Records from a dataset
++++++

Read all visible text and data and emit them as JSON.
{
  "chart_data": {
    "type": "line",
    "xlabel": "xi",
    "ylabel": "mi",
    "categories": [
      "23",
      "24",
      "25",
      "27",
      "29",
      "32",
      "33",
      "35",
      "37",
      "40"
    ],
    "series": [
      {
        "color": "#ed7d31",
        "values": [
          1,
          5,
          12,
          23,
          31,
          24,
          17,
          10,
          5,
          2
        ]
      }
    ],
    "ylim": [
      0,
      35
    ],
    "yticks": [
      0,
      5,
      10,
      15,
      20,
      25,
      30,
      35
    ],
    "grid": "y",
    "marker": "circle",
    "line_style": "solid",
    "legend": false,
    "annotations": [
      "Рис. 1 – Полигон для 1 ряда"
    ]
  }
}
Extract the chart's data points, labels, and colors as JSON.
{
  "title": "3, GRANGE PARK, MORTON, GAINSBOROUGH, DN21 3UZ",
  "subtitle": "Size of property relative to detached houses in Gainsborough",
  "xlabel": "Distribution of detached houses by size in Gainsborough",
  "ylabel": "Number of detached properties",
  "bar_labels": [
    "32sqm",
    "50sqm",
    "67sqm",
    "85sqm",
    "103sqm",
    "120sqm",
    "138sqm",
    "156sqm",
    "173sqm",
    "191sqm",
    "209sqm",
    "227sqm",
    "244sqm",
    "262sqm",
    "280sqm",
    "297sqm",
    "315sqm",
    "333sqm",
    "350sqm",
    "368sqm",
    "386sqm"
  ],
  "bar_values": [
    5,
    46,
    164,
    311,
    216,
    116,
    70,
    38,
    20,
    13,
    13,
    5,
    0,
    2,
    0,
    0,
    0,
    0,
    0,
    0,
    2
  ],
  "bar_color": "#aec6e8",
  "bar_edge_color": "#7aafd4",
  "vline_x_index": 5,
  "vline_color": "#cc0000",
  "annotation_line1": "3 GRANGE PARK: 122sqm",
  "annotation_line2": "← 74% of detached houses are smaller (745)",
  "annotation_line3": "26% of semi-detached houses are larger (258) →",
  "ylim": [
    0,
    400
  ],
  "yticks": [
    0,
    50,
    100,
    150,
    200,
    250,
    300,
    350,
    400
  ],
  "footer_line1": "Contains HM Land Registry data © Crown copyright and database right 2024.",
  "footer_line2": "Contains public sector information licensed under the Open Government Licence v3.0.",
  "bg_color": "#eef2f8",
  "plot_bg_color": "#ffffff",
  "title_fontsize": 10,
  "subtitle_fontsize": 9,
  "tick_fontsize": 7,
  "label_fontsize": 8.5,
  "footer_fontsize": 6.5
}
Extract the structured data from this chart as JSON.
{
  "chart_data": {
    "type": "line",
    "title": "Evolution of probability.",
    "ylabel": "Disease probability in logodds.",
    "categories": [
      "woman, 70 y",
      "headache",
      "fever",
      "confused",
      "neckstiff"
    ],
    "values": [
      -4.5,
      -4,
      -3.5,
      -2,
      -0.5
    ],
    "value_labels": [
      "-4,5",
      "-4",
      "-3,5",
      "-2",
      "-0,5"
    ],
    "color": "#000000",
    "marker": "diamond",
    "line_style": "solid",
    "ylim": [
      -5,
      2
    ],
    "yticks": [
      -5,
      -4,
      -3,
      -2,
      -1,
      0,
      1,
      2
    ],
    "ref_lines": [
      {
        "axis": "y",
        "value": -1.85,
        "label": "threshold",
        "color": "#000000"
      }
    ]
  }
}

++++++

The records above must be output exactly, in full.

• **SOLVED EXERCISE**:
Read all visible text and data and emit them as JSON.
{
  "chart_data": {
    "type": "line",
    "xlabel": "xi",
    "ylabel": "mi",
    "categories": [
      "23",
      "24",
      "25",
      "27",
      "29",
      "32",
      "33",
      "35",
      "37",
      "40"
    ],
    "series": [
      {
        "color": "#ed7d31",
        "values": [
          1,
          5,
          12,
          23,
          31,
          24,
          17,
          10,
          5,
          2
        ]
      }
    ],
    "ylim": [
      0,
      35
    ],
    "yticks": [
      0,
      5,
      10,
      15,
      20,
      25,
      30,
      35
    ],
    "grid": "y",
    "marker": "circle",
    "line_style": "solid",
    "legend": false,
    "annotations": [
      "Рис. 1 – Полигон для 1 ряда"
    ]
  }
}
Extract the chart's data points, labels, and colors as JSON.
{
  "title": "3, GRANGE PARK, MORTON, GAINSBOROUGH, DN21 3UZ",
  "subtitle": "Size of property relative to detached houses in Gainsborough",
  "xlabel": "Distribution of detached houses by size in Gainsborough",
  "ylabel": "Number of detached properties",
  "bar_labels": [
    "32sqm",
    "50sqm",
    "67sqm",
    "85sqm",
    "103sqm",
    "120sqm",
    "138sqm",
    "156sqm",
    "173sqm",
    "191sqm",
    "209sqm",
    "227sqm",
    "244sqm",
    "262sqm",
    "280sqm",
    "297sqm",
    "315sqm",
    "333sqm",
    "350sqm",
    "368sqm",
    "386sqm"
  ],
  "bar_values": [
    5,
    46,
    164,
    311,
    216,
    116,
    70,
    38,
    20,
    13,
    13,
    5,
    0,
    2,
    0,
    0,
    0,
    0,
    0,
    0,
    2
  ],
  "bar_color": "#aec6e8",
  "bar_edge_color": "#7aafd4",
  "vline_x_index": 5,
  "vline_color": "#cc0000",
  "annotation_line1": "3 GRANGE PARK: 122sqm",
  "annotation_line2": "← 74% of detached houses are smaller (745)",
  "annotation_line3": "26% of semi-detached houses are larger (258) →",
  "ylim": [
    0,
    400
  ],
  "yticks": [
    0,
    50,
    100,
    150,
    200,
    250,
    300,
    350,
    400
  ],
  "footer_line1": "Contains HM Land Registry data © Crown copyright and database right 2024.",
  "footer_line2": "Contains public sector information licensed under the Open Government Licence v3.0.",
  "bg_color": "#eef2f8",
  "plot_bg_color": "#ffffff",
  "title_fontsize": 10,
  "subtitle_fontsize": 9,
  "tick_fontsize": 7,
  "label_fontsize": 8.5,
  "footer_fontsize": 6.5
}
Extract the structured data from this chart as JSON.
{
  "chart_data": {
    "type": "line",
    "title": "Evolution of probability.",
    "ylabel": "Disease probability in logodds.",
    "categories": [
      "woman, 70 y",
      "headache",
      "fever",
      "confused",
      "neckstiff"
    ],
    "values": [
      -4.5,
      -4,
      -3.5,
      -2,
      -0.5
    ],
    "value_labels": [
      "-4,5",
      "-4",
      "-3,5",
      "-2",
      "-0,5"
    ],
    "color": "#000000",
    "marker": "diamond",
    "line_style": "solid",
    "ylim": [
      -5,
      2
    ],
    "yticks": [
      -5,
      -4,
      -3,
      -2,
      -1,
      0,
      1,
      2
    ],
    "ref_lines": [
      {
        "axis": "y",
        "value": -1.85,
        "label": "threshold",
        "color": "#000000"
      }
    ]
  }
}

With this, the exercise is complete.